Problem details
Whenever a line contains the string "Conditions", copy it out of the entries.

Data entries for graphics
——

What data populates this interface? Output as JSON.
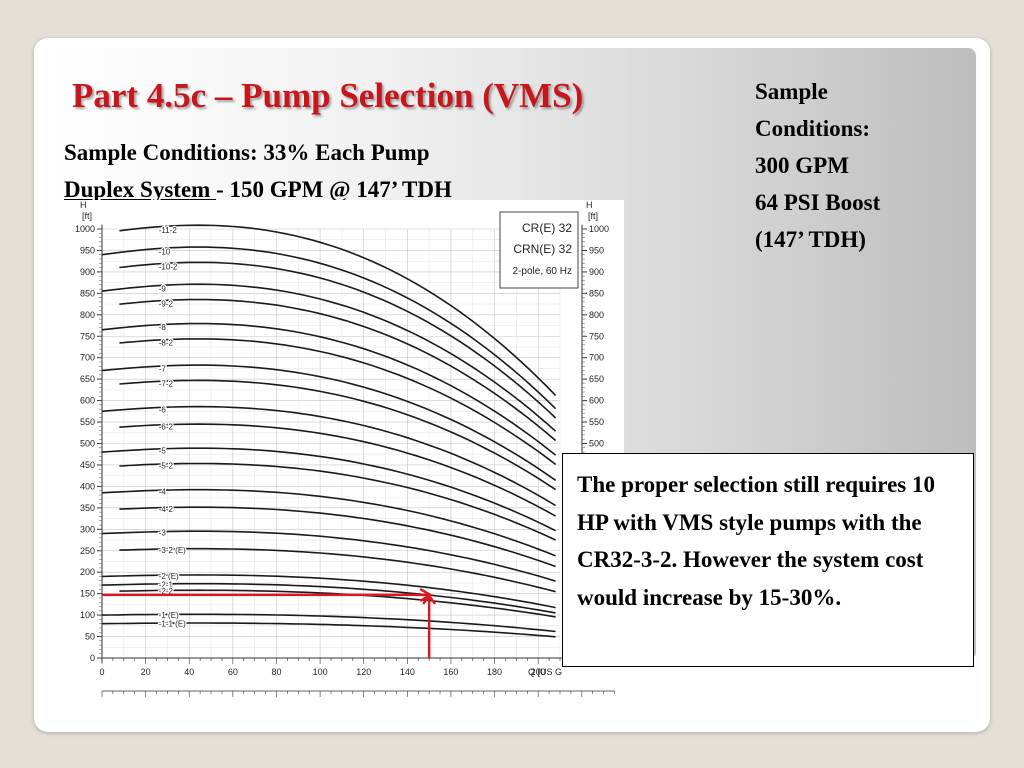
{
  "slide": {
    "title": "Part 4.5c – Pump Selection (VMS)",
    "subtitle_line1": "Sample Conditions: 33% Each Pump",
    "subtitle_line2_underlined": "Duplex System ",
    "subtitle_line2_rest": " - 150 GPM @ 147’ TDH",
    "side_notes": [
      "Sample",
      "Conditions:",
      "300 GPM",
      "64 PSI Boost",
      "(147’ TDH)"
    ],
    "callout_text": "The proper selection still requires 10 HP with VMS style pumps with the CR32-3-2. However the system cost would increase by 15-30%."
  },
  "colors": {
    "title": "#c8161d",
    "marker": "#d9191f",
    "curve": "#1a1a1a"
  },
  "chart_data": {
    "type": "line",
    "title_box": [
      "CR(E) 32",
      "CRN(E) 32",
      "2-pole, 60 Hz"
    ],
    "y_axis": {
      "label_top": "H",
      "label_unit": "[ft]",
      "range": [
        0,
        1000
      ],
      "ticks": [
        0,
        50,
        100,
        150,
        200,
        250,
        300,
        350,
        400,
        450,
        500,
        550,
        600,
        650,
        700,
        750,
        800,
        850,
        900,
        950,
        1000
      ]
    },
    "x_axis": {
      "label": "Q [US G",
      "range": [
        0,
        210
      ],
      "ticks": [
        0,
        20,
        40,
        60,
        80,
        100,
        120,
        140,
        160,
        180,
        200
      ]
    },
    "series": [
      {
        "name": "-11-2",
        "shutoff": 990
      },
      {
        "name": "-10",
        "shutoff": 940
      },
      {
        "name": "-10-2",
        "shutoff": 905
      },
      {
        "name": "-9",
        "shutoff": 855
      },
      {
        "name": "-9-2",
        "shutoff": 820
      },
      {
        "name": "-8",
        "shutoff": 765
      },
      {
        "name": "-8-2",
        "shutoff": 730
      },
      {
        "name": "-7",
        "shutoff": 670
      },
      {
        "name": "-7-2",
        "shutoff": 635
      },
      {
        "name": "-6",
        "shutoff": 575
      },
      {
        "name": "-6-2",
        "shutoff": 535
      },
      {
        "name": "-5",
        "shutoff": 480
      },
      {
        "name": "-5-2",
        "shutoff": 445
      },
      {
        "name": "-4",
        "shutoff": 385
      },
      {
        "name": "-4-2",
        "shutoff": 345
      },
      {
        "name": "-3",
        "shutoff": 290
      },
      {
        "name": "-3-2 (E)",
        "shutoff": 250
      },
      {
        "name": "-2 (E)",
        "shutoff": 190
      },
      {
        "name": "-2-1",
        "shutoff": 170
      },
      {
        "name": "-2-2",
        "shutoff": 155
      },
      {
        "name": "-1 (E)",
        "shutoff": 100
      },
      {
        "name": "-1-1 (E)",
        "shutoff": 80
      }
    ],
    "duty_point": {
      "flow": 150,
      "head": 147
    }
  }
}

——

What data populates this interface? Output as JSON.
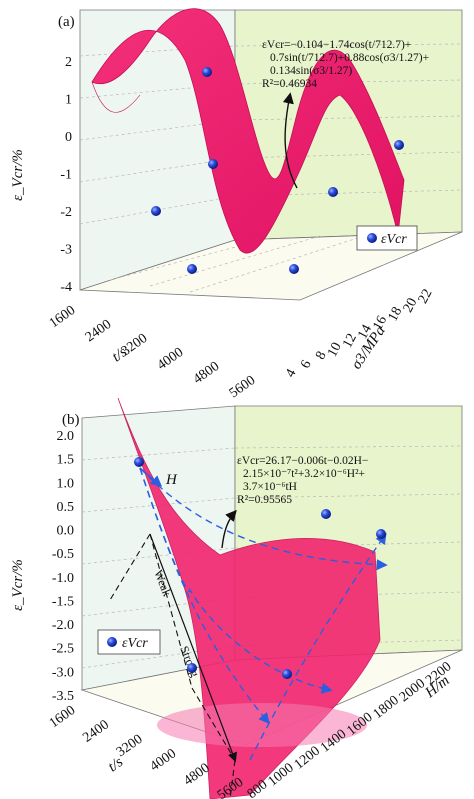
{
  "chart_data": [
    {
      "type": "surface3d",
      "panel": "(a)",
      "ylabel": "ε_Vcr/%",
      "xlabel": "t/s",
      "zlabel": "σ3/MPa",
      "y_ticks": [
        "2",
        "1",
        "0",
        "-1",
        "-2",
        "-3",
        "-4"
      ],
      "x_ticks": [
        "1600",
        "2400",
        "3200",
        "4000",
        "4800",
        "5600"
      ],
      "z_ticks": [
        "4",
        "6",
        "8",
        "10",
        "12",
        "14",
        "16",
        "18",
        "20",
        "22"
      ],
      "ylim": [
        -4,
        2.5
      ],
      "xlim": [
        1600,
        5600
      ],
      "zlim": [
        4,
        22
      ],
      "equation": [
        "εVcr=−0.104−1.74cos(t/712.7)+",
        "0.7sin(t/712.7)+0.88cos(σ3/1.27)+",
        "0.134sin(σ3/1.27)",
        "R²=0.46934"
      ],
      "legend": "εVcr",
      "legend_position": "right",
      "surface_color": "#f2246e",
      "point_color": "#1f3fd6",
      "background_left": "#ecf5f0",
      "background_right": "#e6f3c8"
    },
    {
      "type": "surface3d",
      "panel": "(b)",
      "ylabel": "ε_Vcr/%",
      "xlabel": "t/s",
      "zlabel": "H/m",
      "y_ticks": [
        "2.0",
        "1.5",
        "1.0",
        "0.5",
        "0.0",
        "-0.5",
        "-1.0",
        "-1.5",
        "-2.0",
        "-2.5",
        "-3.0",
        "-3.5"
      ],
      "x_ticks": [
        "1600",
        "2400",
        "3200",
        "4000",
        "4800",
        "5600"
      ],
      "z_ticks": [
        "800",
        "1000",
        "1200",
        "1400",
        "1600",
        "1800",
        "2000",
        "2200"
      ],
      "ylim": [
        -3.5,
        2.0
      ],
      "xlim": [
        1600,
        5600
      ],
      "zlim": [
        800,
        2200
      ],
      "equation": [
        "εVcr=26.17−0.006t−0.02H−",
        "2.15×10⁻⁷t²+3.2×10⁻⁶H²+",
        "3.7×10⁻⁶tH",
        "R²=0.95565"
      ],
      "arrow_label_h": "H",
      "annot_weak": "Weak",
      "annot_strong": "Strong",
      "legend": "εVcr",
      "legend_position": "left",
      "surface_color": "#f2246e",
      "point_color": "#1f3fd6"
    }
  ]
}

——

Reply to the exercise
    "subtitle_line1": "Sample Conditions: 33% Each Pump",
      "Conditions:",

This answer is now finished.